## Exercise task
All the data should come back exactly as it was given.

Data records:
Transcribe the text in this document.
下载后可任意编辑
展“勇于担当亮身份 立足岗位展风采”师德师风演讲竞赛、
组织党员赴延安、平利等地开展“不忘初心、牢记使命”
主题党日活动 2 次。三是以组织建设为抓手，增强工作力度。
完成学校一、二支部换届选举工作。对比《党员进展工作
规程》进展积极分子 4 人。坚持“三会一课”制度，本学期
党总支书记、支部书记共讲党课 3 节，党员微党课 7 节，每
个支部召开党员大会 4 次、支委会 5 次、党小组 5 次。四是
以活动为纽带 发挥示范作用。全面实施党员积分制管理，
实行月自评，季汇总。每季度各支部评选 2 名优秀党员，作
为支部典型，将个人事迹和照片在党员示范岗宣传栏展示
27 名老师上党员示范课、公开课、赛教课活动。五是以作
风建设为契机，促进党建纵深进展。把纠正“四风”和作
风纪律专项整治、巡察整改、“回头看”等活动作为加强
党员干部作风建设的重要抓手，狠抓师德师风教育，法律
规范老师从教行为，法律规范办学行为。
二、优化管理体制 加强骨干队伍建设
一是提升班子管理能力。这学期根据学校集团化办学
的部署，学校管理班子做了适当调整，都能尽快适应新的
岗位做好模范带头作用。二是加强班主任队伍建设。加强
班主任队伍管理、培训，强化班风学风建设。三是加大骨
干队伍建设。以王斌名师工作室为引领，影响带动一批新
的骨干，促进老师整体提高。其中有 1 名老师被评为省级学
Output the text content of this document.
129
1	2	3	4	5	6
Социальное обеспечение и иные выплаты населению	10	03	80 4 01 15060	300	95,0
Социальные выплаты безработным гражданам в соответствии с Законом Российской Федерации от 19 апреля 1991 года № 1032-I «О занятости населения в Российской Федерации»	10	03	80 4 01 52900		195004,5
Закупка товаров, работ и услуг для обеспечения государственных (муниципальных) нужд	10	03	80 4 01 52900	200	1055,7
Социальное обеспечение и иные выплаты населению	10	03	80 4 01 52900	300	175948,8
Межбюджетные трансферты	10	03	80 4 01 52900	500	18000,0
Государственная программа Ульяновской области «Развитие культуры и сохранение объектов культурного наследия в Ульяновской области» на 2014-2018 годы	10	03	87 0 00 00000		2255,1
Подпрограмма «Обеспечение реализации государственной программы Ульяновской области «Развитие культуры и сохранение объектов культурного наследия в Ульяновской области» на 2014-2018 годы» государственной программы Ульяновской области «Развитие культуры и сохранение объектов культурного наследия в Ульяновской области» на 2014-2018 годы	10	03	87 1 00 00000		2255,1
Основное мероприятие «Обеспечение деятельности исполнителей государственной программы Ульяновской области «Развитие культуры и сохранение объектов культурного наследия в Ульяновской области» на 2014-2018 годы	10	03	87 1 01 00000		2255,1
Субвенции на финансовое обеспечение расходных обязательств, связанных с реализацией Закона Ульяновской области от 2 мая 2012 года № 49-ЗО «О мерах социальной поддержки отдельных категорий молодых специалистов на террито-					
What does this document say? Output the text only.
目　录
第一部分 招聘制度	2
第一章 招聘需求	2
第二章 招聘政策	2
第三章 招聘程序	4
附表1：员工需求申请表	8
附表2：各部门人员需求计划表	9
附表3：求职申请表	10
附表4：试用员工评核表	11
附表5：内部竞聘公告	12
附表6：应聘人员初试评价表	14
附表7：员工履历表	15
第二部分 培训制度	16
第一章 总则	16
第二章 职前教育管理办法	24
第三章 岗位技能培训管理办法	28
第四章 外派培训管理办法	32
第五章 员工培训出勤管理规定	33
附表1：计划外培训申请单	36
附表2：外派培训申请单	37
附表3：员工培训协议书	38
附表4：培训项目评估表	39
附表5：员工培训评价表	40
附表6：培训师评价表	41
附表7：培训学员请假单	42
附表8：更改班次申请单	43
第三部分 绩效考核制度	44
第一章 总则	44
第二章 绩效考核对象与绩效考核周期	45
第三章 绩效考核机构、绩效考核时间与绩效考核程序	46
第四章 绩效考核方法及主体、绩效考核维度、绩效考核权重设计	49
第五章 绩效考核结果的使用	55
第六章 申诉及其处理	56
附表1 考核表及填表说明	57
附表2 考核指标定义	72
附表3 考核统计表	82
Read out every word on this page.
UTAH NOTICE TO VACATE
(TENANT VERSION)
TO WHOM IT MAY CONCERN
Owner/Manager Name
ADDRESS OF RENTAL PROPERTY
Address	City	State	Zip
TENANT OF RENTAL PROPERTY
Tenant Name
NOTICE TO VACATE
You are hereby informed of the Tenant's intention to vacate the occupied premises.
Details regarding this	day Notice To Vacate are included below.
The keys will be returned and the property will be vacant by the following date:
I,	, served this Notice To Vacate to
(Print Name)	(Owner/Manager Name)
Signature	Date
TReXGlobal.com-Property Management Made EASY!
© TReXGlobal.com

## Solution to this task
Transcribe the text in this document.
下载后可任意编辑
展“勇于担当亮身份 立足岗位展风采”师德师风演讲竞赛、
组织党员赴延安、平利等地开展“不忘初心、牢记使命”
主题党日活动 2 次。三是以组织建设为抓手，增强工作力度。
完成学校一、二支部换届选举工作。对比《党员进展工作
规程》进展积极分子 4 人。坚持“三会一课”制度，本学期
党总支书记、支部书记共讲党课 3 节，党员微党课 7 节，每
个支部召开党员大会 4 次、支委会 5 次、党小组 5 次。四是
以活动为纽带 发挥示范作用。全面实施党员积分制管理，
实行月自评，季汇总。每季度各支部评选 2 名优秀党员，作
为支部典型，将个人事迹和照片在党员示范岗宣传栏展示
27 名老师上党员示范课、公开课、赛教课活动。五是以作
风建设为契机，促进党建纵深进展。把纠正“四风”和作
风纪律专项整治、巡察整改、“回头看”等活动作为加强
党员干部作风建设的重要抓手，狠抓师德师风教育，法律
规范老师从教行为，法律规范办学行为。
二、优化管理体制 加强骨干队伍建设
一是提升班子管理能力。这学期根据学校集团化办学
的部署，学校管理班子做了适当调整，都能尽快适应新的
岗位做好模范带头作用。二是加强班主任队伍建设。加强
班主任队伍管理、培训，强化班风学风建设。三是加大骨
干队伍建设。以王斌名师工作室为引领，影响带动一批新
的骨干，促进老师整体提高。其中有 1 名老师被评为省级学
Output the text content of this document.
129
1	2	3	4	5	6
Социальное обеспечение и иные выплаты населению	10	03	80 4 01 15060	300	95,0
Социальные выплаты безработным гражданам в соответствии с Законом Российской Федерации от 19 апреля 1991 года № 1032-I «О занятости населения в Российской Федерации»	10	03	80 4 01 52900		195004,5
Закупка товаров, работ и услуг для обеспечения государственных (муниципальных) нужд	10	03	80 4 01 52900	200	1055,7
Социальное обеспечение и иные выплаты населению	10	03	80 4 01 52900	300	175948,8
Межбюджетные трансферты	10	03	80 4 01 52900	500	18000,0
Государственная программа Ульяновской области «Развитие культуры и сохранение объектов культурного наследия в Ульяновской области» на 2014-2018 годы	10	03	87 0 00 00000		2255,1
Подпрограмма «Обеспечение реализации государственной программы Ульяновской области «Развитие культуры и сохранение объектов культурного наследия в Ульяновской области» на 2014-2018 годы» государственной программы Ульяновской области «Развитие культуры и сохранение объектов культурного наследия в Ульяновской области» на 2014-2018 годы	10	03	87 1 00 00000		2255,1
Основное мероприятие «Обеспечение деятельности исполнителей государственной программы Ульяновской области «Развитие культуры и сохранение объектов культурного наследия в Ульяновской области» на 2014-2018 годы	10	03	87 1 01 00000		2255,1
Субвенции на финансовое обеспечение расходных обязательств, связанных с реализацией Закона Ульяновской области от 2 мая 2012 года № 49-ЗО «О мерах социальной поддержки отдельных категорий молодых специалистов на террито-					
What does this document say? Output the text only.
目　录
第一部分 招聘制度	2
第一章 招聘需求	2
第二章 招聘政策	2
第三章 招聘程序	4
附表1：员工需求申请表	8
附表2：各部门人员需求计划表	9
附表3：求职申请表	10
附表4：试用员工评核表	11
附表5：内部竞聘公告	12
附表6：应聘人员初试评价表	14
附表7：员工履历表	15
第二部分 培训制度	16
第一章 总则	16
第二章 职前教育管理办法	24
第三章 岗位技能培训管理办法	28
第四章 外派培训管理办法	32
第五章 员工培训出勤管理规定	33
附表1：计划外培训申请单	36
附表2：外派培训申请单	37
附表3：员工培训协议书	38
附表4：培训项目评估表	39
附表5：员工培训评价表	40
附表6：培训师评价表	41
附表7：培训学员请假单	42
附表8：更改班次申请单	43
第三部分 绩效考核制度	44
第一章 总则	44
第二章 绩效考核对象与绩效考核周期	45
第三章 绩效考核机构、绩效考核时间与绩效考核程序	46
第四章 绩效考核方法及主体、绩效考核维度、绩效考核权重设计	49
第五章 绩效考核结果的使用	55
第六章 申诉及其处理	56
附表1 考核表及填表说明	57
附表2 考核指标定义	72
附表3 考核统计表	82
Read out every word on this page.
UTAH NOTICE TO VACATE
(TENANT VERSION)
TO WHOM IT MAY CONCERN
Owner/Manager Name
ADDRESS OF RENTAL PROPERTY
Address	City	State	Zip
TENANT OF RENTAL PROPERTY
Tenant Name
NOTICE TO VACATE
You are hereby informed of the Tenant's intention to vacate the occupied premises.
Details regarding this	day Notice To Vacate are included below.
The keys will be returned and the property will be vacant by the following date:
I,	, served this Notice To Vacate to
(Print Name)	(Owner/Manager Name)
Signature	Date
TReXGlobal.com-Property Management Made EASY!
© TReXGlobal.com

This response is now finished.